▶ [EXERCISE AIM] Filter the records below down to lines containing "config".

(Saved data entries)
--- --- ---

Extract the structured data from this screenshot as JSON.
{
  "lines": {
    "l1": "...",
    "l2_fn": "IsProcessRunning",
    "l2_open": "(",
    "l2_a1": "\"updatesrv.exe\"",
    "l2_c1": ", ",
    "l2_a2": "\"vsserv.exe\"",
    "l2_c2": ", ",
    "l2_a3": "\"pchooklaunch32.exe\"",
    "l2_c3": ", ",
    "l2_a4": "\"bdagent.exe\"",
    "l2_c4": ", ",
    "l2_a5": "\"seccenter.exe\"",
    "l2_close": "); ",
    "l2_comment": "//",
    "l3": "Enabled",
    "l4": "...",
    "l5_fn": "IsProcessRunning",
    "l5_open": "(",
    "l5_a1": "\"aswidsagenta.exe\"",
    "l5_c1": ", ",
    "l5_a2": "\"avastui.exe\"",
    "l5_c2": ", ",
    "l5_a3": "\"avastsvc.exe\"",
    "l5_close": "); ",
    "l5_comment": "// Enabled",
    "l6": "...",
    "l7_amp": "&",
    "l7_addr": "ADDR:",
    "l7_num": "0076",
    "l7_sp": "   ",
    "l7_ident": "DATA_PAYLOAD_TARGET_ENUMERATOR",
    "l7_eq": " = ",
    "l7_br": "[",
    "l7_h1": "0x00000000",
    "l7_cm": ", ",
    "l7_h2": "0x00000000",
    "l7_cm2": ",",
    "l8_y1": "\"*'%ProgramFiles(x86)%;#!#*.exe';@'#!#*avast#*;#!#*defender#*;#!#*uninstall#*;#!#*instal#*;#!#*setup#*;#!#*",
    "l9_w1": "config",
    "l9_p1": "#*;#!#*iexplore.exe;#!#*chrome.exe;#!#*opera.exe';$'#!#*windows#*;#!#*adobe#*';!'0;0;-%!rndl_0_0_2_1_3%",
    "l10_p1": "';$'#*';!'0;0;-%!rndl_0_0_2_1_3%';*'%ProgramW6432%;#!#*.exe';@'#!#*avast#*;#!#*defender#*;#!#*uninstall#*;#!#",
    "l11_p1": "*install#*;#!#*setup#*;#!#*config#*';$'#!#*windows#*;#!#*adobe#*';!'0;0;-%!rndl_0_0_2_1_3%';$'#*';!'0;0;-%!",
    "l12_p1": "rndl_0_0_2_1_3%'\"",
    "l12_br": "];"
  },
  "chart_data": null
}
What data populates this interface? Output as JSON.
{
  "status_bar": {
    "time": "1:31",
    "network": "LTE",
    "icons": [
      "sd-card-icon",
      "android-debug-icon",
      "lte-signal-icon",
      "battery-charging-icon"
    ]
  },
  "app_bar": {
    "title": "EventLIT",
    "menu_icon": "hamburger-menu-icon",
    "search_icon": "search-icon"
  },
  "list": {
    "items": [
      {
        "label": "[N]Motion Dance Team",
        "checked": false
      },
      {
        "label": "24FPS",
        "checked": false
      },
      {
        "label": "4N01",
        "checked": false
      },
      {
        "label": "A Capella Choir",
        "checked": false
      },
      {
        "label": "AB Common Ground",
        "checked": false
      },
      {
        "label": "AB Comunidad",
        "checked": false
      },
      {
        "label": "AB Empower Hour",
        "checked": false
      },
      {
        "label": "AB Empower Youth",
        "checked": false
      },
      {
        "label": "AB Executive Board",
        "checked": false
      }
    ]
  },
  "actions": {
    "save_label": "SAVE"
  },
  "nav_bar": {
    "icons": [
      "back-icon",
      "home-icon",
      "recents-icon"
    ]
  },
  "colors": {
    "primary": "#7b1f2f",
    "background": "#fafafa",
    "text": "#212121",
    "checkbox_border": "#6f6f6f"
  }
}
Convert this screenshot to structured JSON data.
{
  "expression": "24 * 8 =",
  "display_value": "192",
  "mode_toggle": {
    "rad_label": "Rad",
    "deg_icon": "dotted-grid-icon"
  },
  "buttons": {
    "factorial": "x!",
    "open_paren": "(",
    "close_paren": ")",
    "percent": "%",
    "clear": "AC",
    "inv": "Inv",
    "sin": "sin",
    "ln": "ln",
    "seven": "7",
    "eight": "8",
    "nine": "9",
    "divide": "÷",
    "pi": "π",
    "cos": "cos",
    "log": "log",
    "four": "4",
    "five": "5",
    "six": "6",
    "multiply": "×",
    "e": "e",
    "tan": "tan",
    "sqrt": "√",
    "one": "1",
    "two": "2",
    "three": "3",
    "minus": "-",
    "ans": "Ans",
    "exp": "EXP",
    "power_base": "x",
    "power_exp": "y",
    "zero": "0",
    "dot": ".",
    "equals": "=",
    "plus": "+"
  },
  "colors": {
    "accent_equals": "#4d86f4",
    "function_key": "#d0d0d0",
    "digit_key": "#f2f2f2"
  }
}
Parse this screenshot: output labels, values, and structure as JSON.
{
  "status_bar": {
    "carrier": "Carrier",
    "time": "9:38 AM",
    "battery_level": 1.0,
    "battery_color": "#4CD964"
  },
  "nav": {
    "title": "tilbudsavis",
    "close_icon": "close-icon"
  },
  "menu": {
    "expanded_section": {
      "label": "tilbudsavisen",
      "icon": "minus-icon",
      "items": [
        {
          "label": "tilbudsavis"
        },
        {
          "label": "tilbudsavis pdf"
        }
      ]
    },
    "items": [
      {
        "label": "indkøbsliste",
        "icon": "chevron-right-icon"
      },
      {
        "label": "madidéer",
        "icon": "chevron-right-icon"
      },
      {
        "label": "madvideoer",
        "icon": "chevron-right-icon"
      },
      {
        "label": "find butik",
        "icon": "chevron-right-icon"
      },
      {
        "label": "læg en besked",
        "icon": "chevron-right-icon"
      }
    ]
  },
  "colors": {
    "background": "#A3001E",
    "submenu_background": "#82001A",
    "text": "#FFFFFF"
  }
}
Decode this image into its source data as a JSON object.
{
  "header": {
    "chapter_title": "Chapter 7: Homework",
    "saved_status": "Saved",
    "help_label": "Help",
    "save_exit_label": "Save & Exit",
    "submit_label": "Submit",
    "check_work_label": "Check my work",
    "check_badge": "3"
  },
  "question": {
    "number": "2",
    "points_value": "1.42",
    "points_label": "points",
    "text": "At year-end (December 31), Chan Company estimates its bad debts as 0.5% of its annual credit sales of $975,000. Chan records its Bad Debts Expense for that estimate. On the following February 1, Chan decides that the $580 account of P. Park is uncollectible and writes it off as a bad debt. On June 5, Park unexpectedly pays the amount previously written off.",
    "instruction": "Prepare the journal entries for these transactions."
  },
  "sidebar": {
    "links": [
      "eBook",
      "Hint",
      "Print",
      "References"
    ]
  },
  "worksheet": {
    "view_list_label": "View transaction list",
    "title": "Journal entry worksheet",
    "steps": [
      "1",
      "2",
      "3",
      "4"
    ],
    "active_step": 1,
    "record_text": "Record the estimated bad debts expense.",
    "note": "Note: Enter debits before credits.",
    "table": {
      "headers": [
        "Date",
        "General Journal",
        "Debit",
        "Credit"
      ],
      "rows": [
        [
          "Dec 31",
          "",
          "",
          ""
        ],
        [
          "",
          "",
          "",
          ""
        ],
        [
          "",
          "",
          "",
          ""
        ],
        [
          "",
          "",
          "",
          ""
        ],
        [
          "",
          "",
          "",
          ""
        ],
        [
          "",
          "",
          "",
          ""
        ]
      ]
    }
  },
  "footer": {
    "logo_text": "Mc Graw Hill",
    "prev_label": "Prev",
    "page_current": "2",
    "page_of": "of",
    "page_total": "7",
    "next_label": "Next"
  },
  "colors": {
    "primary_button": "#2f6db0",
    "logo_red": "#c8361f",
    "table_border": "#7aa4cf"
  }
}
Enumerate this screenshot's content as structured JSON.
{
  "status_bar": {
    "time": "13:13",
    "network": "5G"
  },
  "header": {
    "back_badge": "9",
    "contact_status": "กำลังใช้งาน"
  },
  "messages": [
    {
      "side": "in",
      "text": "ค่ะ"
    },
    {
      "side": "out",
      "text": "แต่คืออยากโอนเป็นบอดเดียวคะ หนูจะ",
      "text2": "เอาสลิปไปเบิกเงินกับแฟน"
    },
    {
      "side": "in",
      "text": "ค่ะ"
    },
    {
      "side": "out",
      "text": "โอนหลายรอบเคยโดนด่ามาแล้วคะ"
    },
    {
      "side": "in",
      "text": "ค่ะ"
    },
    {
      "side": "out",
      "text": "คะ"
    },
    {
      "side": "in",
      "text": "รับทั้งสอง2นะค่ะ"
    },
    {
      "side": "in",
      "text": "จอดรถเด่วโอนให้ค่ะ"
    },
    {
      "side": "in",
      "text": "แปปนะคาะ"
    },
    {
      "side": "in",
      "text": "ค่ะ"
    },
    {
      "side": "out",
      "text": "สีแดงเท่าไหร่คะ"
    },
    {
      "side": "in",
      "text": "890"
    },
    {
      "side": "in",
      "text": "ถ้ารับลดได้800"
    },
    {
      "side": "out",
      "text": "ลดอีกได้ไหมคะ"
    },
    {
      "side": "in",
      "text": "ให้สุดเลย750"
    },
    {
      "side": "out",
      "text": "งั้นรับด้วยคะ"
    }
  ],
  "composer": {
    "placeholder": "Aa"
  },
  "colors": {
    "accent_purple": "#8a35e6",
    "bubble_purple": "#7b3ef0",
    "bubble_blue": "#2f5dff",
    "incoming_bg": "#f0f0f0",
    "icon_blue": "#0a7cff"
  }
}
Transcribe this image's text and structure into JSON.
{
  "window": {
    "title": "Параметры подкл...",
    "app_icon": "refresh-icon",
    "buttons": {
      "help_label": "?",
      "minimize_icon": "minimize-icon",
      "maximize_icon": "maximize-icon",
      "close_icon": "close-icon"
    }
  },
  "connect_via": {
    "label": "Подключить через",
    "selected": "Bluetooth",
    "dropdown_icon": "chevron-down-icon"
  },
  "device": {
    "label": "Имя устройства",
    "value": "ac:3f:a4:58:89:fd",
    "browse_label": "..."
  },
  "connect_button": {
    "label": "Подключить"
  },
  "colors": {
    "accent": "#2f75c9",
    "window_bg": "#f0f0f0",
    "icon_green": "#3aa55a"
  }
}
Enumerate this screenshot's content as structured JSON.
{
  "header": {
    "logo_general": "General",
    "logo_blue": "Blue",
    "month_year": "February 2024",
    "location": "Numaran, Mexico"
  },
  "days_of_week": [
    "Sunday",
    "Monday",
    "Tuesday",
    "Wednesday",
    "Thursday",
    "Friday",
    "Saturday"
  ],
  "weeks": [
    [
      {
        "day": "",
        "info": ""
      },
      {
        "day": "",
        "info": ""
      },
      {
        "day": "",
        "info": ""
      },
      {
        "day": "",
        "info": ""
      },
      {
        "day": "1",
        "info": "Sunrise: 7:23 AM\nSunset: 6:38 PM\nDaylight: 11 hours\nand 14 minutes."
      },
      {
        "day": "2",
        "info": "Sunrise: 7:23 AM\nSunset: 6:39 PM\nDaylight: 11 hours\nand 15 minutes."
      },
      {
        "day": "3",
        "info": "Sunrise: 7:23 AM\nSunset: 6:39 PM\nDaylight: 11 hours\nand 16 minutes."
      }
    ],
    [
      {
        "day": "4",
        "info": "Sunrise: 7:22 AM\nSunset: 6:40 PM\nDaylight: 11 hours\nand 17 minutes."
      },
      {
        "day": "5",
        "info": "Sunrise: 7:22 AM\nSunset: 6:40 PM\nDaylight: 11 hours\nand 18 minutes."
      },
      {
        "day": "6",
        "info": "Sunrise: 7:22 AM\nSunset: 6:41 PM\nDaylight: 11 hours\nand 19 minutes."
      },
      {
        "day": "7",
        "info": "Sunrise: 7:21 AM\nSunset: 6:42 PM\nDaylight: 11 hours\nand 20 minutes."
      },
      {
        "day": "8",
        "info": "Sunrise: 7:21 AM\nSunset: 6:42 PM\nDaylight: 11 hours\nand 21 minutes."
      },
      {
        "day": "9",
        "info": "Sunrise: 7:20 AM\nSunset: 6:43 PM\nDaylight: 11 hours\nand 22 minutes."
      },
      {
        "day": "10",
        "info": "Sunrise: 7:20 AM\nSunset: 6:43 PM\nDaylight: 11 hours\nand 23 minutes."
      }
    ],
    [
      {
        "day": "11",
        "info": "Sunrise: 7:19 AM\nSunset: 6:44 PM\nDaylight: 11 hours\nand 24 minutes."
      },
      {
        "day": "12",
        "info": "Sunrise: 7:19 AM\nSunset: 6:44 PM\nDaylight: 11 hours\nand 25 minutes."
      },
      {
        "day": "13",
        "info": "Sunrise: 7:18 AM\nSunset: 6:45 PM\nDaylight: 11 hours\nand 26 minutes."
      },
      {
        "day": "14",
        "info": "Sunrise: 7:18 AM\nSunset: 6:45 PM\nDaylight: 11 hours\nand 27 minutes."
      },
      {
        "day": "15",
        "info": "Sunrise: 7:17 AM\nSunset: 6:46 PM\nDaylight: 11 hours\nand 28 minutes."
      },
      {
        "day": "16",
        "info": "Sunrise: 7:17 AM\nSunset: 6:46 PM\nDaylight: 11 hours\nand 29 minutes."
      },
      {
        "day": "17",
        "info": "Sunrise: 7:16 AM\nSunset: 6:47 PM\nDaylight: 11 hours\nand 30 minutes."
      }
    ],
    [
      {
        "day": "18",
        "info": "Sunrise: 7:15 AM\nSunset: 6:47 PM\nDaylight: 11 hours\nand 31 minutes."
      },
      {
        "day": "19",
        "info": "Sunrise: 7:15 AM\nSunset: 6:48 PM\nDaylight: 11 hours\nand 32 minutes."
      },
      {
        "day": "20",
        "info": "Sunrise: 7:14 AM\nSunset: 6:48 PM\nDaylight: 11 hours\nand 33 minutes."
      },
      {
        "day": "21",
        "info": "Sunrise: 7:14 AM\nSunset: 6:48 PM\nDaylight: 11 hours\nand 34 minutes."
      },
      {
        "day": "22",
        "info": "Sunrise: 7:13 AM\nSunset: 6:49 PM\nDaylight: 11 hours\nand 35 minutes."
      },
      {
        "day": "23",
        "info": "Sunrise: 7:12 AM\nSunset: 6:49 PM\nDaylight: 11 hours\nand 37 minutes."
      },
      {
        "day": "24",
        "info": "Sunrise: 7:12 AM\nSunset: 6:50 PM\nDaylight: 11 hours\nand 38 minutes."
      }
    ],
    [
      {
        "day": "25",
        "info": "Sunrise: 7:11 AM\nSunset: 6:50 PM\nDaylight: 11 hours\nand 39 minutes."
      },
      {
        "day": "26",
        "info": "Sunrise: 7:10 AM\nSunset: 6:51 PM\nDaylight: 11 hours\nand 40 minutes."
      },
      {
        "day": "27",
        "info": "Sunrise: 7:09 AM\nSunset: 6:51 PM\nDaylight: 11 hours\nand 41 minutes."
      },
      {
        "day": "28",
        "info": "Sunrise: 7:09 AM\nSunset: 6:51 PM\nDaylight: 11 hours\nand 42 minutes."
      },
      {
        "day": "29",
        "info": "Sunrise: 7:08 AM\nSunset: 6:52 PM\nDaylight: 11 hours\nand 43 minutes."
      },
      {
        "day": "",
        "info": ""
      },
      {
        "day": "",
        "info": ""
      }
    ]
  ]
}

--- --- ---

▶ [FINAL RESULT]
    "l9_w1": "config",
    "l11_p1": "*install#*;#!#*setup#*;#!#*config#*';$'#!#*windows#*;#!#*adobe#*';!'0;0;-%!rndl_0_0_2_1_3%';$'#*';!'0;0;-%!",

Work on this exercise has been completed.